• **THE EXERCISE**: Copy each line below that contains "vergrendelen".

• **DATASET RECORDS**:
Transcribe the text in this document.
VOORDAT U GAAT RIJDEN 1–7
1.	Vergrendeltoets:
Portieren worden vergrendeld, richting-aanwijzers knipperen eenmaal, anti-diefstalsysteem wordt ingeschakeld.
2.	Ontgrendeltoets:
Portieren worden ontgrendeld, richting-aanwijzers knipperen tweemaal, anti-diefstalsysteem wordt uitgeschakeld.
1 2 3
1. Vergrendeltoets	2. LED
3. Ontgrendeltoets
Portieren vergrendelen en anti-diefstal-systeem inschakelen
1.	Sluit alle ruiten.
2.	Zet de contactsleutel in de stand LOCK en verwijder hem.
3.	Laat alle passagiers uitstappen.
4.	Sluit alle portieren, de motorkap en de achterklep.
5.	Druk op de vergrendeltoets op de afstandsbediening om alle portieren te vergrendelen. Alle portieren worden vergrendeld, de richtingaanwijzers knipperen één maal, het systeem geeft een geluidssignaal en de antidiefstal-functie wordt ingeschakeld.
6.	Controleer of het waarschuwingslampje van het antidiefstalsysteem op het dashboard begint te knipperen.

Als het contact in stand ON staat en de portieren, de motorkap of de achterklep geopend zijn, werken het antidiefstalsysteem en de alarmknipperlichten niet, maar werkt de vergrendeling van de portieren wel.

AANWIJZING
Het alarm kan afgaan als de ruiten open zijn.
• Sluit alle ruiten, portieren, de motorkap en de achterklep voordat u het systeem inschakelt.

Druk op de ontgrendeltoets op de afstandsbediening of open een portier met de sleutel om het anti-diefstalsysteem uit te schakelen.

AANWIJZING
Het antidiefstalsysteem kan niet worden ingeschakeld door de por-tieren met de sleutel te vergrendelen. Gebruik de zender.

• **COMPLETE ANSWER**:
Portieren vergrendelen en anti-diefstal-systeem inschakelen
5.	Druk op de vergrendeltoets op de afstandsbediening om alle portieren te vergrendelen. Alle portieren worden vergrendeld, de richtingaanwijzers knipperen één maal, het systeem geeft een geluidssignaal en de antidiefstal-functie wordt ingeschakeld.
Het antidiefstalsysteem kan niet worden ingeschakeld door de por-tieren met de sleutel te vergrendelen. Gebruik de zender.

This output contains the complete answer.